** The problem **
State the number of lines in the material below that have "Erwerb" in them, without any other text.

[Dataset listings of figures]
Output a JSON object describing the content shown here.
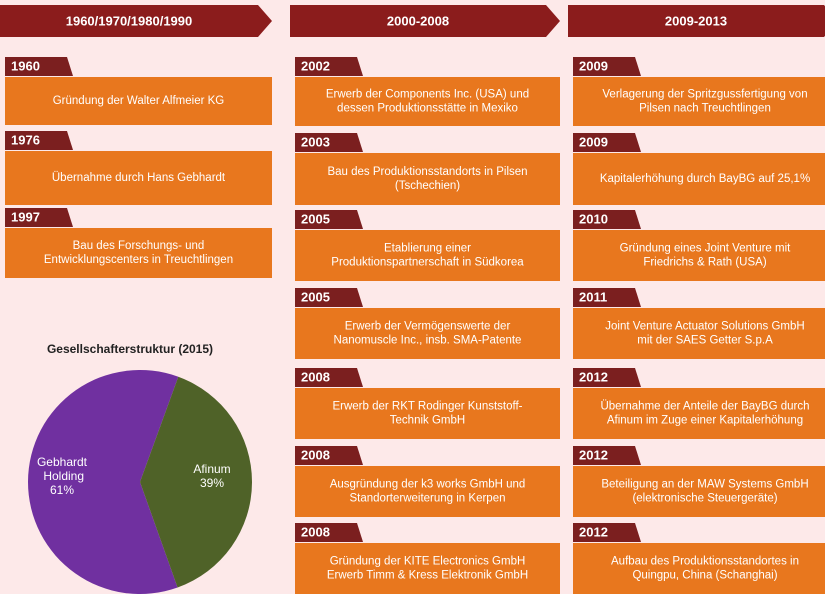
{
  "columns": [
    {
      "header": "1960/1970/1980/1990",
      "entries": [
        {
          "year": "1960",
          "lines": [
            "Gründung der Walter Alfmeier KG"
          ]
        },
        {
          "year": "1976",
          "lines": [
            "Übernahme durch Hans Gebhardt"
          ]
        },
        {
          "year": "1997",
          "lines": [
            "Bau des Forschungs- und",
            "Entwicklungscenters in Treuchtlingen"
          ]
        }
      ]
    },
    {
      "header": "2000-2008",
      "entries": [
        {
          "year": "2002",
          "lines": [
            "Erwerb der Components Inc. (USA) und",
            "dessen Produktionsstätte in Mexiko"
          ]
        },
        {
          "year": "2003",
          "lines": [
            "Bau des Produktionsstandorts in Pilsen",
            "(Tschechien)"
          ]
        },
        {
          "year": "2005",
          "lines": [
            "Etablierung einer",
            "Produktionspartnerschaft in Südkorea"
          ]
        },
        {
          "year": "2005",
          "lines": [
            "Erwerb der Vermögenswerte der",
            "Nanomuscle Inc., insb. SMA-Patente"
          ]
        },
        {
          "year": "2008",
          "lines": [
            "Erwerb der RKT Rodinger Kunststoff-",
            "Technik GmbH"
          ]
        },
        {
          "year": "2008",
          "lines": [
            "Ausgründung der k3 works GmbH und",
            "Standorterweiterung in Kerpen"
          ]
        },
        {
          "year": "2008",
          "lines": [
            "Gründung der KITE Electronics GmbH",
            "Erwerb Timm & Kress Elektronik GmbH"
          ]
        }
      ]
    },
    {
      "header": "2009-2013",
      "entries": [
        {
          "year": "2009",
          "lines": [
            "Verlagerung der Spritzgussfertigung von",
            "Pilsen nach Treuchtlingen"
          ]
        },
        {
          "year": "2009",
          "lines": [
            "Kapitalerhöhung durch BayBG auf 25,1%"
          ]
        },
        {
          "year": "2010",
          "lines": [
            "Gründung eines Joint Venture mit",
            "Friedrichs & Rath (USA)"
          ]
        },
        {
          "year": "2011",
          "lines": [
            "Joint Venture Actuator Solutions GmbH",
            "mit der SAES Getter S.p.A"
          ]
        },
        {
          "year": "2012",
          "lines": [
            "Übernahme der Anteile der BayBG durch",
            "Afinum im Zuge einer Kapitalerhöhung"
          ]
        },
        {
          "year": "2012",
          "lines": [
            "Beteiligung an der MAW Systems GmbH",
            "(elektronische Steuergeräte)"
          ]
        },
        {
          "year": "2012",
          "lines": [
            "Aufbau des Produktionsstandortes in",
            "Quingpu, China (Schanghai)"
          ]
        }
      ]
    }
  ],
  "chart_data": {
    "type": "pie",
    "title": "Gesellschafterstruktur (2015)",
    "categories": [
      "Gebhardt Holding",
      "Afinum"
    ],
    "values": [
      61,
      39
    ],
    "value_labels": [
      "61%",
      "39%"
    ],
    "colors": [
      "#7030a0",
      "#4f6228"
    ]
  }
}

** Reply to the exercise **
4